## Exercise description
Repeat each record exactly. Any picture gets left out.

Dataset items:
**********
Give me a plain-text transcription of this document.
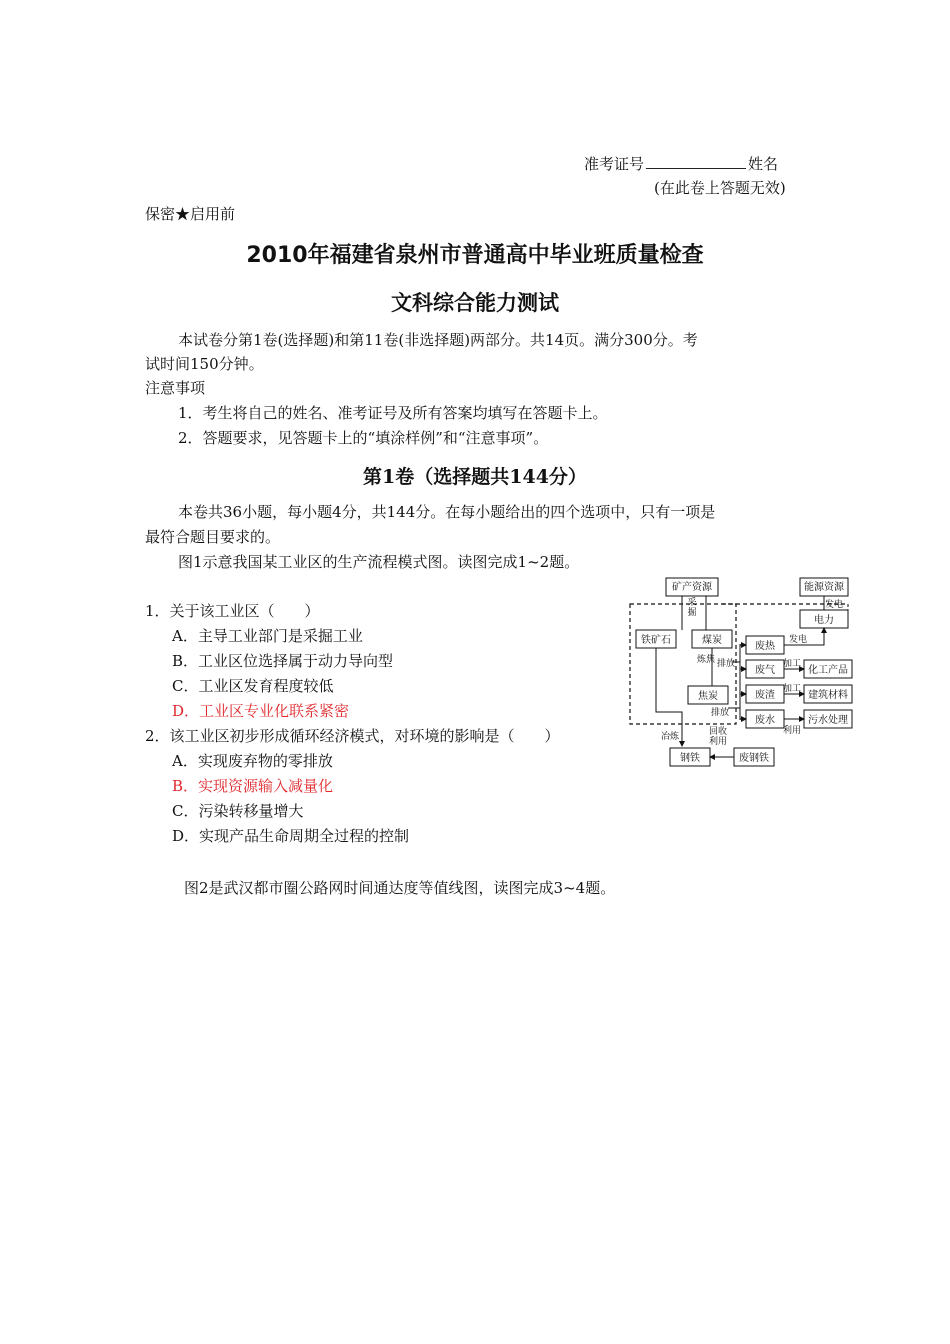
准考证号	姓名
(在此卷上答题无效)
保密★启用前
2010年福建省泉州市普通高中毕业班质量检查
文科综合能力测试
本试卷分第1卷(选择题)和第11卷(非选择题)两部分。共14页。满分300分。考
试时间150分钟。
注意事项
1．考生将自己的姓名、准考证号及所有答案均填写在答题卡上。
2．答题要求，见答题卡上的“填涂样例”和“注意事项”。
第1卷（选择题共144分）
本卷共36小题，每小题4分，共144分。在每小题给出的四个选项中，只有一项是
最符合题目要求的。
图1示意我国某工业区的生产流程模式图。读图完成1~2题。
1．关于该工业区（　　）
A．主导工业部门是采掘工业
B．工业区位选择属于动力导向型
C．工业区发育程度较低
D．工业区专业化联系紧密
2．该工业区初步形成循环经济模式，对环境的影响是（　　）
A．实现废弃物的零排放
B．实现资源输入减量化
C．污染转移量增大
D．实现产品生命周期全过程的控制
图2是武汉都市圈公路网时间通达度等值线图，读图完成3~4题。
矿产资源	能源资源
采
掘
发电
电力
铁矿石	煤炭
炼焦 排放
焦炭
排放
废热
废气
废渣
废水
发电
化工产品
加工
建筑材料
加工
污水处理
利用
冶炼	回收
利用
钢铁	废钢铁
**********
## Complete answer
Give me a plain-text transcription of this document.
准考证号	姓名
(在此卷上答题无效)
保密★启用前
2010年福建省泉州市普通高中毕业班质量检查
文科综合能力测试
本试卷分第1卷(选择题)和第11卷(非选择题)两部分。共14页。满分300分。考
试时间150分钟。
注意事项
1．考生将自己的姓名、准考证号及所有答案均填写在答题卡上。
2．答题要求，见答题卡上的“填涂样例”和“注意事项”。
第1卷（选择题共144分）
本卷共36小题，每小题4分，共144分。在每小题给出的四个选项中，只有一项是
最符合题目要求的。
图1示意我国某工业区的生产流程模式图。读图完成1~2题。
1．关于该工业区（　　）
A．主导工业部门是采掘工业
B．工业区位选择属于动力导向型
C．工业区发育程度较低
D．工业区专业化联系紧密
2．该工业区初步形成循环经济模式，对环境的影响是（　　）
A．实现废弃物的零排放
B．实现资源输入减量化
C．污染转移量增大
D．实现产品生命周期全过程的控制
图2是武汉都市圈公路网时间通达度等值线图，读图完成3~4题。
矿产资源	能源资源
采
掘
发电
电力
铁矿石	煤炭
炼焦 排放
焦炭
排放
废热
废气
废渣
废水
发电
化工产品
加工
建筑材料
加工
污水处理
利用
冶炼	回收
利用
钢铁	废钢铁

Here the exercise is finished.